- [EXERCISE DETAILS]: Every entry that follows needs to be repeated exactly.

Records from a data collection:
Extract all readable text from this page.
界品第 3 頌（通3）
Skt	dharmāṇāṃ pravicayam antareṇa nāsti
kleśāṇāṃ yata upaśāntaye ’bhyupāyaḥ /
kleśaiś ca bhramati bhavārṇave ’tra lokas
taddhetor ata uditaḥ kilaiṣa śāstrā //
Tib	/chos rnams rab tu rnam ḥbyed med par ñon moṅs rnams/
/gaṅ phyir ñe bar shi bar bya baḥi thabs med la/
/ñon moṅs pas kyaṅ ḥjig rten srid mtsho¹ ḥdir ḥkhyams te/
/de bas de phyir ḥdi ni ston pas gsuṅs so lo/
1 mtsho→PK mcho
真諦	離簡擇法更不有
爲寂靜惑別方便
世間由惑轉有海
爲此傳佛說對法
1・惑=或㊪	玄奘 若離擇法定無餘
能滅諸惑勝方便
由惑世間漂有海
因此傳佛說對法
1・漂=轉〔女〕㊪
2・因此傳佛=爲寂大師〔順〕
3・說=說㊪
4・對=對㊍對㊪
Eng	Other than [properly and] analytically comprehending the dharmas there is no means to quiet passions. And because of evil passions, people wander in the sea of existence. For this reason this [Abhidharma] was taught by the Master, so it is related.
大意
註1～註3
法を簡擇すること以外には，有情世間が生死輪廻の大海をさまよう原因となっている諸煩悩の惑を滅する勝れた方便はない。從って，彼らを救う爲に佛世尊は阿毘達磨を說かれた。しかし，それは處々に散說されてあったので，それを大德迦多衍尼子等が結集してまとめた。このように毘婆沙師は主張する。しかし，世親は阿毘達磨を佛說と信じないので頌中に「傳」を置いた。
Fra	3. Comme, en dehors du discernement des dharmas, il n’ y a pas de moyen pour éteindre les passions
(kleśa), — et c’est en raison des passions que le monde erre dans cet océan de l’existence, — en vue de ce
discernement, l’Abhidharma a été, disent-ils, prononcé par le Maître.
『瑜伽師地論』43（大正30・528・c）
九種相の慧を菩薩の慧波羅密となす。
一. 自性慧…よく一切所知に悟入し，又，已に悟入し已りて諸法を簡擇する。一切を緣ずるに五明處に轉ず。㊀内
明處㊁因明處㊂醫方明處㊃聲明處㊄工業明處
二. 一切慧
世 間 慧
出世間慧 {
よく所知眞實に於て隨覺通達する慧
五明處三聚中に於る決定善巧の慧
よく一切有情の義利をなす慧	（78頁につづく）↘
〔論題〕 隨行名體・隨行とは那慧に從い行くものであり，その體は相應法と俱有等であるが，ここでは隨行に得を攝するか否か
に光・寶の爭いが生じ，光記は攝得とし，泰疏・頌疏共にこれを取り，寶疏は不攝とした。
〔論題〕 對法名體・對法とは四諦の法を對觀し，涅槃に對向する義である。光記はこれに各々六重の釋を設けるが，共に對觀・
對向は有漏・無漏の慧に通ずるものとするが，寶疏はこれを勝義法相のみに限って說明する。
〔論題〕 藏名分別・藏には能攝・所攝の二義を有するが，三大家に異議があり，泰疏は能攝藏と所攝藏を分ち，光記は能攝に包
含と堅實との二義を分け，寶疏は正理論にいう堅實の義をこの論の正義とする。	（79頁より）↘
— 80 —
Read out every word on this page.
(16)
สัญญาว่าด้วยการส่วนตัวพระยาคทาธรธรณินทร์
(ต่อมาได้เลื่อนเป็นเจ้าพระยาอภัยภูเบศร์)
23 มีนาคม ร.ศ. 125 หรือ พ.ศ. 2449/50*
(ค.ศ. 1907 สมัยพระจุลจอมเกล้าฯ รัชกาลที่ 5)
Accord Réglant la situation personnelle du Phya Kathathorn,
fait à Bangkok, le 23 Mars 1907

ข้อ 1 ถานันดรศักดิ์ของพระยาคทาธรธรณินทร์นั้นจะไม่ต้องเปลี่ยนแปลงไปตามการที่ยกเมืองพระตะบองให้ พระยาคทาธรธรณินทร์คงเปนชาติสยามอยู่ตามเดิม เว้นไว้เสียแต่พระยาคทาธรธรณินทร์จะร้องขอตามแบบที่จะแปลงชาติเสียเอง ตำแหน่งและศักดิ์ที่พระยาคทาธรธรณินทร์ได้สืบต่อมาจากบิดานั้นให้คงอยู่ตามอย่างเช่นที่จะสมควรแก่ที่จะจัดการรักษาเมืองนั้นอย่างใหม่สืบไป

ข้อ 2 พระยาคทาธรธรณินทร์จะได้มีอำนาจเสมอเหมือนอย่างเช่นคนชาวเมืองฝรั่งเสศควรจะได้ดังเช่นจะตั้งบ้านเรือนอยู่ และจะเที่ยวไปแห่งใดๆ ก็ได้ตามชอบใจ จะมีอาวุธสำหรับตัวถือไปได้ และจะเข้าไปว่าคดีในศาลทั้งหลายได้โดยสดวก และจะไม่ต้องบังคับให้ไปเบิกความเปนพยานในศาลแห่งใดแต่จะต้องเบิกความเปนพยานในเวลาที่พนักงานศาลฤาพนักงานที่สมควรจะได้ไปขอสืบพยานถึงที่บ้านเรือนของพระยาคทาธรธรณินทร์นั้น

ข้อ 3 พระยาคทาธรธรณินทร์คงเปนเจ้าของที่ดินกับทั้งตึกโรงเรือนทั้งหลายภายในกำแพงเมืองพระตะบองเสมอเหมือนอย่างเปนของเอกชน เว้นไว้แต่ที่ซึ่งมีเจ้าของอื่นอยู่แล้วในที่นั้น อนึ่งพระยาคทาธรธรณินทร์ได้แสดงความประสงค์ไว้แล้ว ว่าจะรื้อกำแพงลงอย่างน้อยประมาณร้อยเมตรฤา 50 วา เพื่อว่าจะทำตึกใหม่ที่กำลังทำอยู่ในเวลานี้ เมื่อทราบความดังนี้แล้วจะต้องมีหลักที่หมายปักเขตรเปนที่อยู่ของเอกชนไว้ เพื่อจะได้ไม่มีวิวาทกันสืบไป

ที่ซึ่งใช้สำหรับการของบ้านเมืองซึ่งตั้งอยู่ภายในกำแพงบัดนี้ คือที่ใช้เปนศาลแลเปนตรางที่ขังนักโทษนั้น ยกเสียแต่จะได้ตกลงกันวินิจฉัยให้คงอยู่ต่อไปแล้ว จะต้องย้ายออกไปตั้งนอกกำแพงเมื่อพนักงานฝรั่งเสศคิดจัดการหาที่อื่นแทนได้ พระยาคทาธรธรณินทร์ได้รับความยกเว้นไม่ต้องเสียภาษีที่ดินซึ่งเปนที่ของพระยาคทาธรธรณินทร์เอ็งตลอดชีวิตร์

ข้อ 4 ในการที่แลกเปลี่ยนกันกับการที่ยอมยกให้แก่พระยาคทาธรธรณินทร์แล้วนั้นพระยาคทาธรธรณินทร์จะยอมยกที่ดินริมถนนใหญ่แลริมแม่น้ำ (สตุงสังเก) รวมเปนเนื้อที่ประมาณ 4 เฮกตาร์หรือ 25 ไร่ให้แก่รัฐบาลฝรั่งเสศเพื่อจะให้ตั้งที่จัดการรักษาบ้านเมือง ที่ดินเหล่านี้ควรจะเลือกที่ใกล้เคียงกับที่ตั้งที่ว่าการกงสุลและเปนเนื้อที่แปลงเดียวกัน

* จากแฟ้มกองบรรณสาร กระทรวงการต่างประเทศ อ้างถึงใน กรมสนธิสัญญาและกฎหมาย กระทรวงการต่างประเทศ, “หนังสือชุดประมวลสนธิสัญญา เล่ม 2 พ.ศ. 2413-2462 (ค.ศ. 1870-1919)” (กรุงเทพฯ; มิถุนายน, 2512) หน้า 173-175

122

- [COMPLETED EXERCISE]:
Extract all readable text from this page.
界品第 3 頌（通3）
Skt	dharmāṇāṃ pravicayam antareṇa nāsti
kleśāṇāṃ yata upaśāntaye ’bhyupāyaḥ /
kleśaiś ca bhramati bhavārṇave ’tra lokas
taddhetor ata uditaḥ kilaiṣa śāstrā //
Tib	/chos rnams rab tu rnam ḥbyed med par ñon moṅs rnams/
/gaṅ phyir ñe bar shi bar bya baḥi thabs med la/
/ñon moṅs pas kyaṅ ḥjig rten srid mtsho¹ ḥdir ḥkhyams te/
/de bas de phyir ḥdi ni ston pas gsuṅs so lo/
1 mtsho→PK mcho
真諦	離簡擇法更不有
爲寂靜惑別方便
世間由惑轉有海
爲此傳佛說對法
1・惑=或㊪	玄奘 若離擇法定無餘
能滅諸惑勝方便
由惑世間漂有海
因此傳佛說對法
1・漂=轉〔女〕㊪
2・因此傳佛=爲寂大師〔順〕
3・說=說㊪
4・對=對㊍對㊪
Eng	Other than [properly and] analytically comprehending the dharmas there is no means to quiet passions. And because of evil passions, people wander in the sea of existence. For this reason this [Abhidharma] was taught by the Master, so it is related.
大意
註1～註3
法を簡擇すること以外には，有情世間が生死輪廻の大海をさまよう原因となっている諸煩悩の惑を滅する勝れた方便はない。從って，彼らを救う爲に佛世尊は阿毘達磨を說かれた。しかし，それは處々に散說されてあったので，それを大德迦多衍尼子等が結集してまとめた。このように毘婆沙師は主張する。しかし，世親は阿毘達磨を佛說と信じないので頌中に「傳」を置いた。
Fra	3. Comme, en dehors du discernement des dharmas, il n’ y a pas de moyen pour éteindre les passions
(kleśa), — et c’est en raison des passions que le monde erre dans cet océan de l’existence, — en vue de ce
discernement, l’Abhidharma a été, disent-ils, prononcé par le Maître.
『瑜伽師地論』43（大正30・528・c）
九種相の慧を菩薩の慧波羅密となす。
一. 自性慧…よく一切所知に悟入し，又，已に悟入し已りて諸法を簡擇する。一切を緣ずるに五明處に轉ず。㊀内
明處㊁因明處㊂醫方明處㊃聲明處㊄工業明處
二. 一切慧
世 間 慧
出世間慧 {
よく所知眞實に於て隨覺通達する慧
五明處三聚中に於る決定善巧の慧
よく一切有情の義利をなす慧	（78頁につづく）↘
〔論題〕 隨行名體・隨行とは那慧に從い行くものであり，その體は相應法と俱有等であるが，ここでは隨行に得を攝するか否か
に光・寶の爭いが生じ，光記は攝得とし，泰疏・頌疏共にこれを取り，寶疏は不攝とした。
〔論題〕 對法名體・對法とは四諦の法を對觀し，涅槃に對向する義である。光記はこれに各々六重の釋を設けるが，共に對觀・
對向は有漏・無漏の慧に通ずるものとするが，寶疏はこれを勝義法相のみに限って說明する。
〔論題〕 藏名分別・藏には能攝・所攝の二義を有するが，三大家に異議があり，泰疏は能攝藏と所攝藏を分ち，光記は能攝に包
含と堅實との二義を分け，寶疏は正理論にいう堅實の義をこの論の正義とする。	（79頁より）↘
— 80 —
Read out every word on this page.
(16)
สัญญาว่าด้วยการส่วนตัวพระยาคทาธรธรณินทร์
(ต่อมาได้เลื่อนเป็นเจ้าพระยาอภัยภูเบศร์)
23 มีนาคม ร.ศ. 125 หรือ พ.ศ. 2449/50*
(ค.ศ. 1907 สมัยพระจุลจอมเกล้าฯ รัชกาลที่ 5)
Accord Réglant la situation personnelle du Phya Kathathorn,
fait à Bangkok, le 23 Mars 1907

ข้อ 1 ถานันดรศักดิ์ของพระยาคทาธรธรณินทร์นั้นจะไม่ต้องเปลี่ยนแปลงไปตามการที่ยกเมืองพระตะบองให้ พระยาคทาธรธรณินทร์คงเปนชาติสยามอยู่ตามเดิม เว้นไว้เสียแต่พระยาคทาธรธรณินทร์จะร้องขอตามแบบที่จะแปลงชาติเสียเอง ตำแหน่งและศักดิ์ที่พระยาคทาธรธรณินทร์ได้สืบต่อมาจากบิดานั้นให้คงอยู่ตามอย่างเช่นที่จะสมควรแก่ที่จะจัดการรักษาเมืองนั้นอย่างใหม่สืบไป

ข้อ 2 พระยาคทาธรธรณินทร์จะได้มีอำนาจเสมอเหมือนอย่างเช่นคนชาวเมืองฝรั่งเสศควรจะได้ดังเช่นจะตั้งบ้านเรือนอยู่ และจะเที่ยวไปแห่งใดๆ ก็ได้ตามชอบใจ จะมีอาวุธสำหรับตัวถือไปได้ และจะเข้าไปว่าคดีในศาลทั้งหลายได้โดยสดวก และจะไม่ต้องบังคับให้ไปเบิกความเปนพยานในศาลแห่งใดแต่จะต้องเบิกความเปนพยานในเวลาที่พนักงานศาลฤาพนักงานที่สมควรจะได้ไปขอสืบพยานถึงที่บ้านเรือนของพระยาคทาธรธรณินทร์นั้น

ข้อ 3 พระยาคทาธรธรณินทร์คงเปนเจ้าของที่ดินกับทั้งตึกโรงเรือนทั้งหลายภายในกำแพงเมืองพระตะบองเสมอเหมือนอย่างเปนของเอกชน เว้นไว้แต่ที่ซึ่งมีเจ้าของอื่นอยู่แล้วในที่นั้น อนึ่งพระยาคทาธรธรณินทร์ได้แสดงความประสงค์ไว้แล้ว ว่าจะรื้อกำแพงลงอย่างน้อยประมาณร้อยเมตรฤา 50 วา เพื่อว่าจะทำตึกใหม่ที่กำลังทำอยู่ในเวลานี้ เมื่อทราบความดังนี้แล้วจะต้องมีหลักที่หมายปักเขตรเปนที่อยู่ของเอกชนไว้ เพื่อจะได้ไม่มีวิวาทกันสืบไป

ที่ซึ่งใช้สำหรับการของบ้านเมืองซึ่งตั้งอยู่ภายในกำแพงบัดนี้ คือที่ใช้เปนศาลแลเปนตรางที่ขังนักโทษนั้น ยกเสียแต่จะได้ตกลงกันวินิจฉัยให้คงอยู่ต่อไปแล้ว จะต้องย้ายออกไปตั้งนอกกำแพงเมื่อพนักงานฝรั่งเสศคิดจัดการหาที่อื่นแทนได้ พระยาคทาธรธรณินทร์ได้รับความยกเว้นไม่ต้องเสียภาษีที่ดินซึ่งเปนที่ของพระยาคทาธรธรณินทร์เอ็งตลอดชีวิตร์

ข้อ 4 ในการที่แลกเปลี่ยนกันกับการที่ยอมยกให้แก่พระยาคทาธรธรณินทร์แล้วนั้นพระยาคทาธรธรณินทร์จะยอมยกที่ดินริมถนนใหญ่แลริมแม่น้ำ (สตุงสังเก) รวมเปนเนื้อที่ประมาณ 4 เฮกตาร์หรือ 25 ไร่ให้แก่รัฐบาลฝรั่งเสศเพื่อจะให้ตั้งที่จัดการรักษาบ้านเมือง ที่ดินเหล่านี้ควรจะเลือกที่ใกล้เคียงกับที่ตั้งที่ว่าการกงสุลและเปนเนื้อที่แปลงเดียวกัน

* จากแฟ้มกองบรรณสาร กระทรวงการต่างประเทศ อ้างถึงใน กรมสนธิสัญญาและกฎหมาย กระทรวงการต่างประเทศ, “หนังสือชุดประมวลสนธิสัญญา เล่ม 2 พ.ศ. 2413-2462 (ค.ศ. 1870-1919)” (กรุงเทพฯ; มิถุนายน, 2512) หน้า 173-175

122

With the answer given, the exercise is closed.